┌──

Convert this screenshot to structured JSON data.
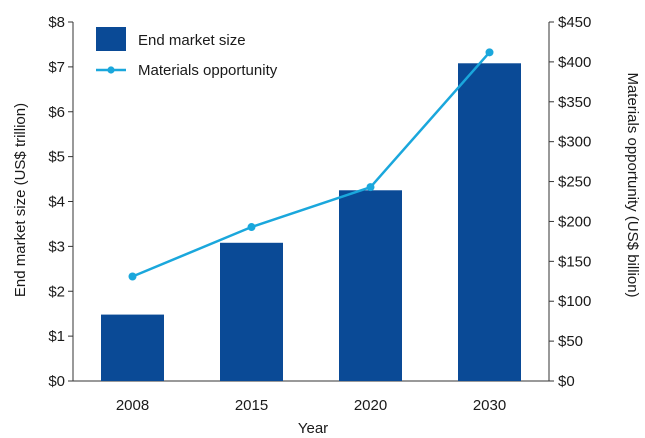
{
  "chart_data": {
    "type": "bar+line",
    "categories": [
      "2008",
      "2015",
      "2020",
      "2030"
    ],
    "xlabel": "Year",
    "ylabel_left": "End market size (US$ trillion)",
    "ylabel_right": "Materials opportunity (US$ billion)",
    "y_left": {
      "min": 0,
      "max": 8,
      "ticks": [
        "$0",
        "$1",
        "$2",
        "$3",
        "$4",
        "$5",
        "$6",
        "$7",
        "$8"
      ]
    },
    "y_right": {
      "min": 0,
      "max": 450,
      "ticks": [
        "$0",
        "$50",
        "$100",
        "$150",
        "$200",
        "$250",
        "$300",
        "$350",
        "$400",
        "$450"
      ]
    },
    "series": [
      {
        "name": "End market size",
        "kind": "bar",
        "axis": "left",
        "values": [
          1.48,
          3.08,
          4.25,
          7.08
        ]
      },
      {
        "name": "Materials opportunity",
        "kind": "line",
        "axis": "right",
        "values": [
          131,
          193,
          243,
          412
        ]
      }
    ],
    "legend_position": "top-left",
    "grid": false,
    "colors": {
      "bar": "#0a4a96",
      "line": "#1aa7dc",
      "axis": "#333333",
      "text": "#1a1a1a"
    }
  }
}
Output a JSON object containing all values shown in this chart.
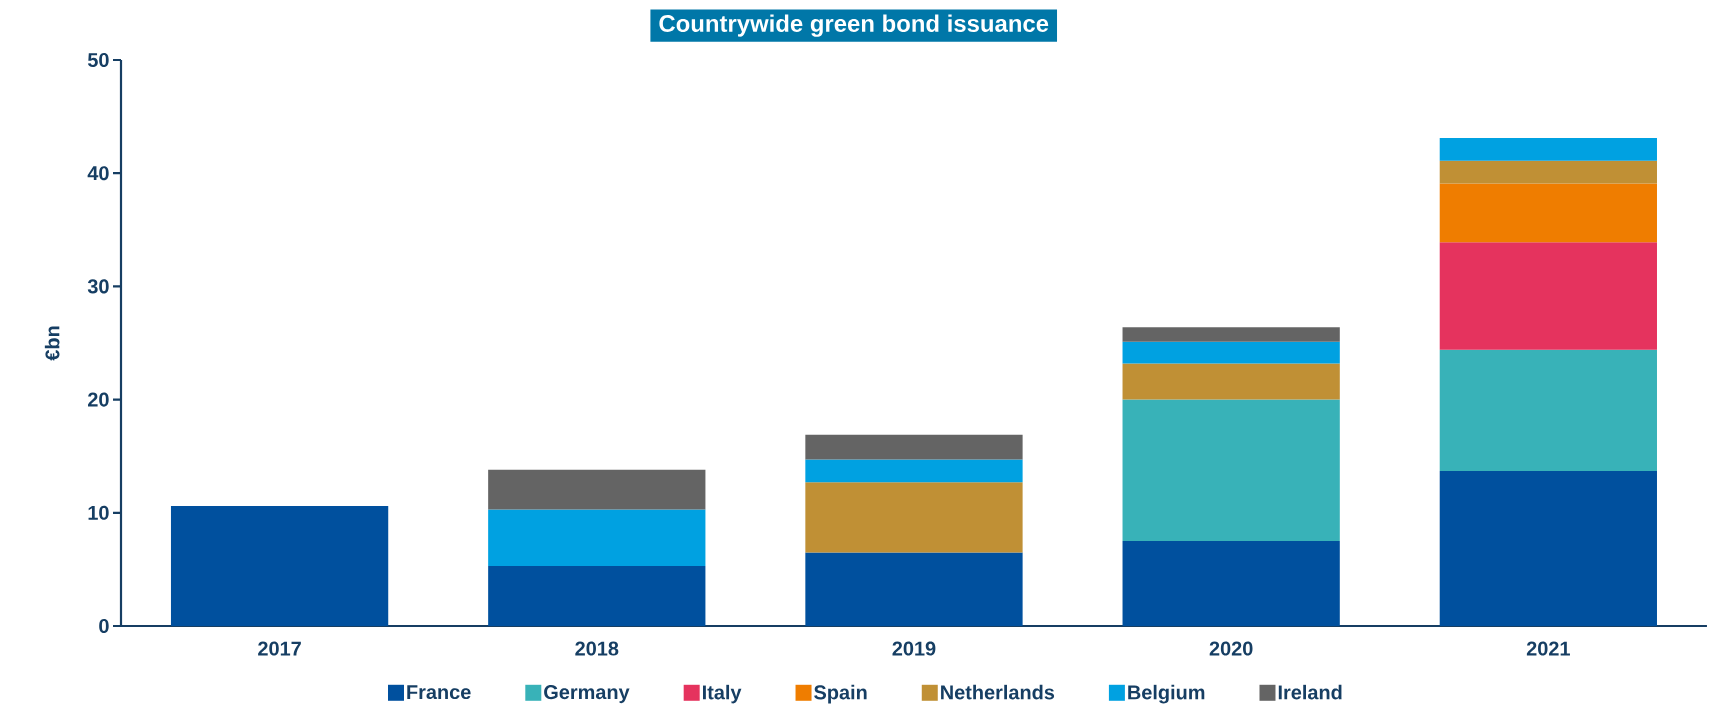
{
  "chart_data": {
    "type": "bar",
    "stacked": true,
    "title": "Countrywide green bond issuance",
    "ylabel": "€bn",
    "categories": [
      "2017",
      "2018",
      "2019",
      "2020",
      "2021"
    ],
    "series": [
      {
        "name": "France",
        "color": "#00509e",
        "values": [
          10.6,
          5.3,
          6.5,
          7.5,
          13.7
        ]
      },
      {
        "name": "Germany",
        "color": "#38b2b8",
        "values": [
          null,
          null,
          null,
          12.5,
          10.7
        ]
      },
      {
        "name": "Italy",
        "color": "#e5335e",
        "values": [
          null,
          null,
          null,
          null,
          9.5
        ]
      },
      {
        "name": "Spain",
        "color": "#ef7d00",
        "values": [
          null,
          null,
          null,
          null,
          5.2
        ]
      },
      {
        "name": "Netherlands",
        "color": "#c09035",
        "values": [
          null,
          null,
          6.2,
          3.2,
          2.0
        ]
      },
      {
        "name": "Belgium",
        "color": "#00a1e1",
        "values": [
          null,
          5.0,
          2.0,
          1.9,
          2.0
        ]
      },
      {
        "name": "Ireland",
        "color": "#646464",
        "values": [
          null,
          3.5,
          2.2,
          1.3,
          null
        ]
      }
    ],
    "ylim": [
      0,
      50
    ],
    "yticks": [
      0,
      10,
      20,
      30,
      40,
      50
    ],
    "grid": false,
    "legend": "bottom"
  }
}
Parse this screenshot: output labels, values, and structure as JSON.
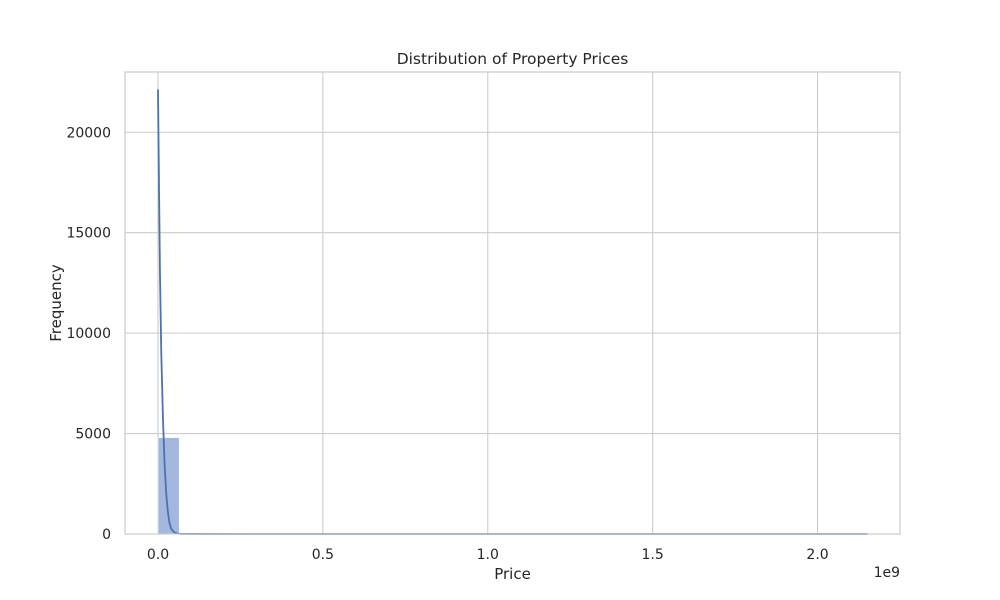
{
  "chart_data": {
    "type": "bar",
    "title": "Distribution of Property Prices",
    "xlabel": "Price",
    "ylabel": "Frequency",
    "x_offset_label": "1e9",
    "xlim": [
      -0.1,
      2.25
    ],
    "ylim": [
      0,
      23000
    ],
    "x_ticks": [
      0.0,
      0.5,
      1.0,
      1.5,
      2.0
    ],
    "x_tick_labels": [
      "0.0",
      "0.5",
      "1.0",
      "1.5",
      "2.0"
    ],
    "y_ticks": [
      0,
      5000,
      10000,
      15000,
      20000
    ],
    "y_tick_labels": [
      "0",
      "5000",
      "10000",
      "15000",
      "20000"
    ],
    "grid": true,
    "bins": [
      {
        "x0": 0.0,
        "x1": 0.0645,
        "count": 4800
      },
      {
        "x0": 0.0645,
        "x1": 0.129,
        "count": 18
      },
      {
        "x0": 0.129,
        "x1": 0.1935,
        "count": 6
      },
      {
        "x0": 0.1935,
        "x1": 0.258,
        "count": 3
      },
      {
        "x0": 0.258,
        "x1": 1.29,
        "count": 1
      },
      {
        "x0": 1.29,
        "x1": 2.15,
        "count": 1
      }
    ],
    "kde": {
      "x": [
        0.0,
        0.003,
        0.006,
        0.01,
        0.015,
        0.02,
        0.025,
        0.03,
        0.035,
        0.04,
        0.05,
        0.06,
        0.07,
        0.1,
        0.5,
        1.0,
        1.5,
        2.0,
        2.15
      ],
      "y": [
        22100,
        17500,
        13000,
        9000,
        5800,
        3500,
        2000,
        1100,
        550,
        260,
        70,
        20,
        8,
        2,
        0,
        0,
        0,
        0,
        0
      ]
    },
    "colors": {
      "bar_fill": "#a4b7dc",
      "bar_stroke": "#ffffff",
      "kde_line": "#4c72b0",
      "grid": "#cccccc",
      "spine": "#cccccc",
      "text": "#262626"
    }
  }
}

└──
┌──

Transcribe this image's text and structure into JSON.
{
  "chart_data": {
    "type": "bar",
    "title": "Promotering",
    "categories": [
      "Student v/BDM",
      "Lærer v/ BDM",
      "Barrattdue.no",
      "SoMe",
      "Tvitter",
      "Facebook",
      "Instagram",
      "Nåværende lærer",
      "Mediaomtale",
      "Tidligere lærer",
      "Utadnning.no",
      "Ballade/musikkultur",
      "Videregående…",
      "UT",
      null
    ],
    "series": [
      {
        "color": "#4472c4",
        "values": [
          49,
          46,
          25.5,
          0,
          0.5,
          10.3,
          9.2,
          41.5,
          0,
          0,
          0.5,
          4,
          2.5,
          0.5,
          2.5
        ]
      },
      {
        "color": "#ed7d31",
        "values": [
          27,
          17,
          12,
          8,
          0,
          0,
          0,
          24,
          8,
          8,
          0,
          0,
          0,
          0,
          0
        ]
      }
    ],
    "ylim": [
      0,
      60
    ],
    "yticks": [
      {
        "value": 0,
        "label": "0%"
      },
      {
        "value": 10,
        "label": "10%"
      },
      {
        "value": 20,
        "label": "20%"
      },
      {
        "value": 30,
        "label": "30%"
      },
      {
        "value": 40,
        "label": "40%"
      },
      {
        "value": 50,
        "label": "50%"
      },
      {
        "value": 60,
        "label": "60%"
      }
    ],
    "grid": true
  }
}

└──

Prompt:
Collect, from the material above, every line containing the word "title".

Answer for the task:
    "title": "Countrywide green bond issuance",
    "title": "Distribution of Property Prices",
    "title": "Promotering",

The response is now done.